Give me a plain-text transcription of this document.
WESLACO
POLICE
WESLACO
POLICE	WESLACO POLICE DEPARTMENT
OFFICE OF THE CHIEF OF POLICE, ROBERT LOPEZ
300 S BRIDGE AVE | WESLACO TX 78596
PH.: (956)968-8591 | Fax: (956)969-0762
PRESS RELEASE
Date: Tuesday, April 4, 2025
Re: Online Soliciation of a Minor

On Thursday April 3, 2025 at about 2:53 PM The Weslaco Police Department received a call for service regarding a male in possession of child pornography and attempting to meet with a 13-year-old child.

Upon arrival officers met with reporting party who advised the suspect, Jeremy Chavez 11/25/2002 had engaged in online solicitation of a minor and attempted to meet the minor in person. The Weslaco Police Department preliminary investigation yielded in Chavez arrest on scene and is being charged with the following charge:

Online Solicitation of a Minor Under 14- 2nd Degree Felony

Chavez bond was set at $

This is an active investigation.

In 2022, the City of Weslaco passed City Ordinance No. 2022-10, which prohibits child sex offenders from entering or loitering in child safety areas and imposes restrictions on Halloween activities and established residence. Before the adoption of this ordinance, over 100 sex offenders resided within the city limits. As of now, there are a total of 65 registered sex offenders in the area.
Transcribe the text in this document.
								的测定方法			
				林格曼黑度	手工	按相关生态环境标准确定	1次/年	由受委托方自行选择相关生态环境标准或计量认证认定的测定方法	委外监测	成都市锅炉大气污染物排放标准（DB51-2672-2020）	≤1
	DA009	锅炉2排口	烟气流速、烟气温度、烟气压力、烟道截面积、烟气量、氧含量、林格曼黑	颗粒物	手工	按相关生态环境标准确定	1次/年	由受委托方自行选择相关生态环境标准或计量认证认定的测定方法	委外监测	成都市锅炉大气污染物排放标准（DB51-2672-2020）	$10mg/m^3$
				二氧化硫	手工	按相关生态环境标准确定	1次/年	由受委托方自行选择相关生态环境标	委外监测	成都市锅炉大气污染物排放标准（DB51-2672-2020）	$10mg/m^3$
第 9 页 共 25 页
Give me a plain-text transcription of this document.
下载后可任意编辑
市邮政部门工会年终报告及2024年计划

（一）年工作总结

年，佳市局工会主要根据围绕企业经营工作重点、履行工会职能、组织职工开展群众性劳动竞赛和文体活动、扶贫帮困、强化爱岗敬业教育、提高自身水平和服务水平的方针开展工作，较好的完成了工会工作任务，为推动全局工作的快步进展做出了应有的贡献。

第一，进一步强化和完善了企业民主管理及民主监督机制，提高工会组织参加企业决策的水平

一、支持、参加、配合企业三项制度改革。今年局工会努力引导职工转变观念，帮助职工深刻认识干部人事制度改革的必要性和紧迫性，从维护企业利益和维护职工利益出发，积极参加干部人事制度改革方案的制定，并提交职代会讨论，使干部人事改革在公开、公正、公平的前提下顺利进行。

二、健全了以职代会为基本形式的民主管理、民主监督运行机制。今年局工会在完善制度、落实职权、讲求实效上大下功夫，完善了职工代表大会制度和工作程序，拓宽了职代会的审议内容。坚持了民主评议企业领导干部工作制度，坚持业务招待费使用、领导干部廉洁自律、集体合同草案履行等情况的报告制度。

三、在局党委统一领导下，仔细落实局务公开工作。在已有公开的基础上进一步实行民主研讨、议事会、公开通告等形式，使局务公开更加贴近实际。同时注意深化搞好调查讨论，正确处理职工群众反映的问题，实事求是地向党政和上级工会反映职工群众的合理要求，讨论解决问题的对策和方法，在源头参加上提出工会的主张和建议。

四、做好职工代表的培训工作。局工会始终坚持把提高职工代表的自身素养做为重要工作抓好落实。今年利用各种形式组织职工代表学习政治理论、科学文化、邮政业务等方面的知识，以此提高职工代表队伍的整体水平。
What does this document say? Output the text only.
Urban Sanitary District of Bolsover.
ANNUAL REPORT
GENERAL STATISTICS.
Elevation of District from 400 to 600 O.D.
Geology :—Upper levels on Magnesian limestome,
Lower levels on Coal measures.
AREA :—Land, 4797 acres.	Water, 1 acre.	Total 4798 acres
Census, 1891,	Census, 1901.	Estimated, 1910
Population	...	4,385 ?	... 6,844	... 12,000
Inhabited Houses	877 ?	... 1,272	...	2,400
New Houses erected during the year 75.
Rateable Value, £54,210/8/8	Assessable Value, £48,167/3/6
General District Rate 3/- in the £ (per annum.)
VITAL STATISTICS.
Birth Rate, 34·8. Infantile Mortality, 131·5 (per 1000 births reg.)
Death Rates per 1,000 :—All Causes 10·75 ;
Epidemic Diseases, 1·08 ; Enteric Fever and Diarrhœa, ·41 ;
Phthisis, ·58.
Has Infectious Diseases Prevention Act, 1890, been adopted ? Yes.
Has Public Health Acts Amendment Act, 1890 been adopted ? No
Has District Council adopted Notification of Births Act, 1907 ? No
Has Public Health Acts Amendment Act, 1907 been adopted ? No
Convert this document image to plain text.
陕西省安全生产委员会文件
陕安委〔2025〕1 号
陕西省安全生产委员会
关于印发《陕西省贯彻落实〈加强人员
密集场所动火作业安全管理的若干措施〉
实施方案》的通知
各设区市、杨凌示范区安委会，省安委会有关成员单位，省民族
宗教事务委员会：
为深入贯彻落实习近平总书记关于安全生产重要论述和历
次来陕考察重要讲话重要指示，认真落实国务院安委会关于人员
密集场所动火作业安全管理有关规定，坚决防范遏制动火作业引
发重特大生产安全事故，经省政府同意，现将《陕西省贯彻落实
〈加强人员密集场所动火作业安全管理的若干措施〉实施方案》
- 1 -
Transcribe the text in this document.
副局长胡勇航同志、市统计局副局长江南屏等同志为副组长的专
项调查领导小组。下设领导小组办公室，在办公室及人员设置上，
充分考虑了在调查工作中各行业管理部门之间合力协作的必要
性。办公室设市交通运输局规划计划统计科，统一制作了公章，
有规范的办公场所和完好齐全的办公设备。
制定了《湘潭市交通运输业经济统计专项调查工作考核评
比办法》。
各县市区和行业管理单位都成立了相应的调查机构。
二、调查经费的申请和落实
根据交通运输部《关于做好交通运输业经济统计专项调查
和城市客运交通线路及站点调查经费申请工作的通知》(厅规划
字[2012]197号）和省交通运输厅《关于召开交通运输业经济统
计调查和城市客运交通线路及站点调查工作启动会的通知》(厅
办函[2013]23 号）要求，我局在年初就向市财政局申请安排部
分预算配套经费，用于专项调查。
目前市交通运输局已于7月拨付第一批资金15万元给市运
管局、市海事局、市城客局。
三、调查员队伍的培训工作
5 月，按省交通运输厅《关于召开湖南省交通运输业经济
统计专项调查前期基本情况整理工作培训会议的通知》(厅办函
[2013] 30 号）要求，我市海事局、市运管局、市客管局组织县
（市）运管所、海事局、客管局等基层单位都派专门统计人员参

▶ _WORK INSTRUCTIONS_
Find every line in the records above that holds the word "Chavez", and copy each one.

▶ _RESPONSE TO THIS EXERCISE_
Upon arrival officers met with reporting party who advised the suspect, Jeremy Chavez 11/25/2002 had engaged in online solicitation of a minor and attempted to meet the minor in person. The Weslaco Police Department preliminary investigation yielded in Chavez arrest on scene and is being charged with the following charge:
Chavez bond was set at $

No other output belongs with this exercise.